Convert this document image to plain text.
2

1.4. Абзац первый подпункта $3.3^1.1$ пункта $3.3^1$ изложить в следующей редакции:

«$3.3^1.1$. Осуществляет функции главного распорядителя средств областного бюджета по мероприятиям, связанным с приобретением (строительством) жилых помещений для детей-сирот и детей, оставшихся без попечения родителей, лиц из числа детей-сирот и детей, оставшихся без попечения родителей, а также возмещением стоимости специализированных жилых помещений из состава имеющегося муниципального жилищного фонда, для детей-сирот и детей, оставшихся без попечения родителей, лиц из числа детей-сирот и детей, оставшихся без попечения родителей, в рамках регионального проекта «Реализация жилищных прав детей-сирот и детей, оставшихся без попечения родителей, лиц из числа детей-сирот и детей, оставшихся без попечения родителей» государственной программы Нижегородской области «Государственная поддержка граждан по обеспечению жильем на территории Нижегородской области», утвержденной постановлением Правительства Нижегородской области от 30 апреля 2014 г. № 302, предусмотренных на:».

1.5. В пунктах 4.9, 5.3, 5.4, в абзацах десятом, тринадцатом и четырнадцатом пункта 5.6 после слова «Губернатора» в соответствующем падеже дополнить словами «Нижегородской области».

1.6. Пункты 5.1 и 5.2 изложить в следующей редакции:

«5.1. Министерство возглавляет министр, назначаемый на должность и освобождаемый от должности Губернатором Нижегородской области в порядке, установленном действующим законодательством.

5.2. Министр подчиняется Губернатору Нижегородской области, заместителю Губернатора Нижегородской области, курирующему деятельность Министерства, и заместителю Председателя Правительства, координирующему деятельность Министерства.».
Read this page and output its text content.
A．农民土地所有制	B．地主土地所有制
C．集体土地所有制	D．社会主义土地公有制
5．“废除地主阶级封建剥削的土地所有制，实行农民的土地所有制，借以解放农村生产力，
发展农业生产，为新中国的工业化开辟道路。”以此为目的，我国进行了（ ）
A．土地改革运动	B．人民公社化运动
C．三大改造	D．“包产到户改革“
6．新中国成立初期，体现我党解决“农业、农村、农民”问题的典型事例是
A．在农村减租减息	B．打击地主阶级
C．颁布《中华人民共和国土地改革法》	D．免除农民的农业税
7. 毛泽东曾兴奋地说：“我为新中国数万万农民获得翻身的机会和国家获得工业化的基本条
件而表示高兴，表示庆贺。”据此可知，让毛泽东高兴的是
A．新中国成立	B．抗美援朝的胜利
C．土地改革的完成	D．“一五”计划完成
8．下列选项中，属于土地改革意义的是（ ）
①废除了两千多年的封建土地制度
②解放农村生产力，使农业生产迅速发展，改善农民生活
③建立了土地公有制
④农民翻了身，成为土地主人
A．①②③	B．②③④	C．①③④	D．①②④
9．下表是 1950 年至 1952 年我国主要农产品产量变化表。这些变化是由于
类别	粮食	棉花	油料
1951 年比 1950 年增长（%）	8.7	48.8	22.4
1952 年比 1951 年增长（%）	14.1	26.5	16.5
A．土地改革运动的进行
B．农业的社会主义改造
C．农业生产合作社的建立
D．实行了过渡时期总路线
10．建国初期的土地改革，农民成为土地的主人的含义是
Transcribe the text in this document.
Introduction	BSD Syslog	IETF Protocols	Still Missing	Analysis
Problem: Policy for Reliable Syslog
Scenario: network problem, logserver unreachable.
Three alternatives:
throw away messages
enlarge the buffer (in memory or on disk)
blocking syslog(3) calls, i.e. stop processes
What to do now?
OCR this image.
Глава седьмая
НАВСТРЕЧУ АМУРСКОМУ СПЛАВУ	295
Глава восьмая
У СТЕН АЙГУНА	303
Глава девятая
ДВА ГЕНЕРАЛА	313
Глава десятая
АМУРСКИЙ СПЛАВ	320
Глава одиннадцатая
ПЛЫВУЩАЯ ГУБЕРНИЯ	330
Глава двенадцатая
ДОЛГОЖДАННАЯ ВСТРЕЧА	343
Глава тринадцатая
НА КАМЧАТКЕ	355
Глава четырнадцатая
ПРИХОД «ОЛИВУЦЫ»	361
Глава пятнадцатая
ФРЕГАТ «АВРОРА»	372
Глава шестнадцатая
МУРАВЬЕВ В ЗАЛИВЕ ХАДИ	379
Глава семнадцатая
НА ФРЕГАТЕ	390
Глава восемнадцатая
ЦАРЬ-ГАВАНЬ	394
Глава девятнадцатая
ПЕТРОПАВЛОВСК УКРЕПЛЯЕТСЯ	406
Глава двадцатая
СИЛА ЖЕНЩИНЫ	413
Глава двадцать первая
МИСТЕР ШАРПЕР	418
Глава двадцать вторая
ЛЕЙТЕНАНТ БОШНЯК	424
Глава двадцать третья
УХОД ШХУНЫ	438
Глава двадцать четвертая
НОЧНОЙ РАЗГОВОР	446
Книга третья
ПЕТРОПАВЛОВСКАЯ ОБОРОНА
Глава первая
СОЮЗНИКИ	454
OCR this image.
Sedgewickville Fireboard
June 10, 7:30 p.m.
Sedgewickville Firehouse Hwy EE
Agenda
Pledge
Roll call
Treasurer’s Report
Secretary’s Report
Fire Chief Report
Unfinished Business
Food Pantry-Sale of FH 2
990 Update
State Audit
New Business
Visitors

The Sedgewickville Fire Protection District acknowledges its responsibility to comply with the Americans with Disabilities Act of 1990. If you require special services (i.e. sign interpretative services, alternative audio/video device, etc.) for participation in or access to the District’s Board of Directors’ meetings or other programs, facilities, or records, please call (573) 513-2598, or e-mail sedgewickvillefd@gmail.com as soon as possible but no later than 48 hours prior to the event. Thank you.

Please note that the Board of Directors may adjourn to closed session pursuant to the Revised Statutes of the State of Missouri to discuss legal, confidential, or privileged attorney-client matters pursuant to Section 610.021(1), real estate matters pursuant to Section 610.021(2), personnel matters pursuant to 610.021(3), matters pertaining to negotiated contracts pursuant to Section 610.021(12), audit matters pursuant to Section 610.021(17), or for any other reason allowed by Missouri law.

..........

§ **INSTRUCTION**
Among the entries above, identify all lines with "Directors" and copy them.

§ **TASK ANSWER**
The Sedgewickville Fire Protection District acknowledges its responsibility to comply with the Americans with Disabilities Act of 1990. If you require special services (i.e. sign interpretative services, alternative audio/video device, etc.) for participation in or access to the District’s Board of Directors’ meetings or other programs, facilities, or records, please call (573) 513-2598, or e-mail sedgewickvillefd@gmail.com as soon as possible but no later than 48 hours prior to the event. Thank you.
Please note that the Board of Directors may adjourn to closed session pursuant to the Revised Statutes of the State of Missouri to discuss legal, confidential, or privileged attorney-client matters pursuant to Section 610.021(1), real estate matters pursuant to Section 610.021(2), personnel matters pursuant to 610.021(3), matters pertaining to negotiated contracts pursuant to Section 610.021(12), audit matters pursuant to Section 610.021(17), or for any other reason allowed by Missouri law.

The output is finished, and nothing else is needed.